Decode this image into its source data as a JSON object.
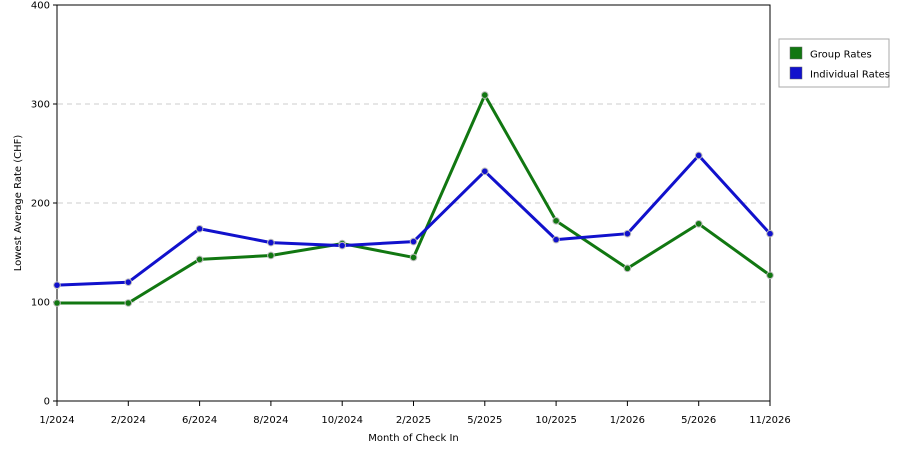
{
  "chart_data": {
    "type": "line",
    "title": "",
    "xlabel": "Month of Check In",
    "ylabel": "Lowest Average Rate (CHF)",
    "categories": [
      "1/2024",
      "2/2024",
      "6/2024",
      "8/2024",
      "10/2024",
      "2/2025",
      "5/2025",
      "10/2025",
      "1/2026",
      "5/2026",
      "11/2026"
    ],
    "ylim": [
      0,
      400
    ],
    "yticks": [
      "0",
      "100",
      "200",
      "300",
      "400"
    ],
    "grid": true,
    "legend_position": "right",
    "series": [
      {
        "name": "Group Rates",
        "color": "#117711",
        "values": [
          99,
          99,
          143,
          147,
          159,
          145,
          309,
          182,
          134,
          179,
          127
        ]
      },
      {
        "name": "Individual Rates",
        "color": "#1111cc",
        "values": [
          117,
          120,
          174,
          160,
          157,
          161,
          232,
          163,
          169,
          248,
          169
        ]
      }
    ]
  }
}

========================================================================

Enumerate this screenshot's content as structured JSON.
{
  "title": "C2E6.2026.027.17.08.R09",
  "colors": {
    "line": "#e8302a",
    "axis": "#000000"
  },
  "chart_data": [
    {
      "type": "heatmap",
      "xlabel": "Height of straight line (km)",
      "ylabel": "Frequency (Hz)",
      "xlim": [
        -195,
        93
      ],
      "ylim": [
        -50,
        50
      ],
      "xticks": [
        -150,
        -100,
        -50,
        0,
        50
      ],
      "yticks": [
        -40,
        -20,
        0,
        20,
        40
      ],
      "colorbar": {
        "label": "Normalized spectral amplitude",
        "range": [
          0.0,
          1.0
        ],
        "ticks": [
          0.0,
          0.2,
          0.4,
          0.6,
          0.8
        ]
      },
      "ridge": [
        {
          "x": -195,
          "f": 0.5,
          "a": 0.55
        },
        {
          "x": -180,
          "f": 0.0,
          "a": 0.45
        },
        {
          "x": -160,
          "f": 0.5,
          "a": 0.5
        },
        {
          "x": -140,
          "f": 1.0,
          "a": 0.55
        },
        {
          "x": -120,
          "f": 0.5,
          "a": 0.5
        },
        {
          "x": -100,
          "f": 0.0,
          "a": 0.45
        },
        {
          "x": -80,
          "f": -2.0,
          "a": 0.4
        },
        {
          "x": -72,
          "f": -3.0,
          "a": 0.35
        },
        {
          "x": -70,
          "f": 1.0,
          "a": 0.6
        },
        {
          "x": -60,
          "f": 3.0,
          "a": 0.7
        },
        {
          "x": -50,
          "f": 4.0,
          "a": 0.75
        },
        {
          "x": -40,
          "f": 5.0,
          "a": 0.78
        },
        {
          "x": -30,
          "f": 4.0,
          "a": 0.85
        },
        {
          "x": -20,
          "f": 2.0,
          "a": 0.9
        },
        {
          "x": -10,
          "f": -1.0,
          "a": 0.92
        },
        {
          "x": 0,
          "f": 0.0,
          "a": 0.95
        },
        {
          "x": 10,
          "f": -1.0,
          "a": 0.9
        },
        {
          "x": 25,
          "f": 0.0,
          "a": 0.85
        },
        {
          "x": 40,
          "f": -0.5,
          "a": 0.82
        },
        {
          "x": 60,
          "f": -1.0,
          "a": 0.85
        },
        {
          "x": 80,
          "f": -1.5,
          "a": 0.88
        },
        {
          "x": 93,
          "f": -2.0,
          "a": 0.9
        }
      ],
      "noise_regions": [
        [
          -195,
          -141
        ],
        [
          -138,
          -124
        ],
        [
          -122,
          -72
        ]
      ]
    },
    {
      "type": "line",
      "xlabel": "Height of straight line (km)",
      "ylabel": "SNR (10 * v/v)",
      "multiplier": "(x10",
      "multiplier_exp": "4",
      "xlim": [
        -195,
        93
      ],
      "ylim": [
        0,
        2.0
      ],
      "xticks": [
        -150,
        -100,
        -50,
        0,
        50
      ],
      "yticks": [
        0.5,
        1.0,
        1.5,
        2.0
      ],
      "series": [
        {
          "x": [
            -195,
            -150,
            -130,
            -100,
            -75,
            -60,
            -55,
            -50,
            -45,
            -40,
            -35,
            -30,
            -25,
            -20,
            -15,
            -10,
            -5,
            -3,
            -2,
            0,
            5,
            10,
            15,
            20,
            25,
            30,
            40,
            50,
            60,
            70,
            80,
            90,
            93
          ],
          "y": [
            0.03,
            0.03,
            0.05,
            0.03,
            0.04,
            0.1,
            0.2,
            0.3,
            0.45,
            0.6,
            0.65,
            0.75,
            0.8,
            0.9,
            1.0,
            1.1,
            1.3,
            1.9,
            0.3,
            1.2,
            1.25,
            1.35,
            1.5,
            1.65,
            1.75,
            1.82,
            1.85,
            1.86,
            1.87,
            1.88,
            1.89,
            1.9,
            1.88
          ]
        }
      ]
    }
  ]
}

========================================================================

** Stated task **
Filter the listing above for the string "JSON" and copy every matching line.

** Finished exercise **
Decode this image into its source data as a JSON object.
Enumerate this screenshot's content as structured JSON.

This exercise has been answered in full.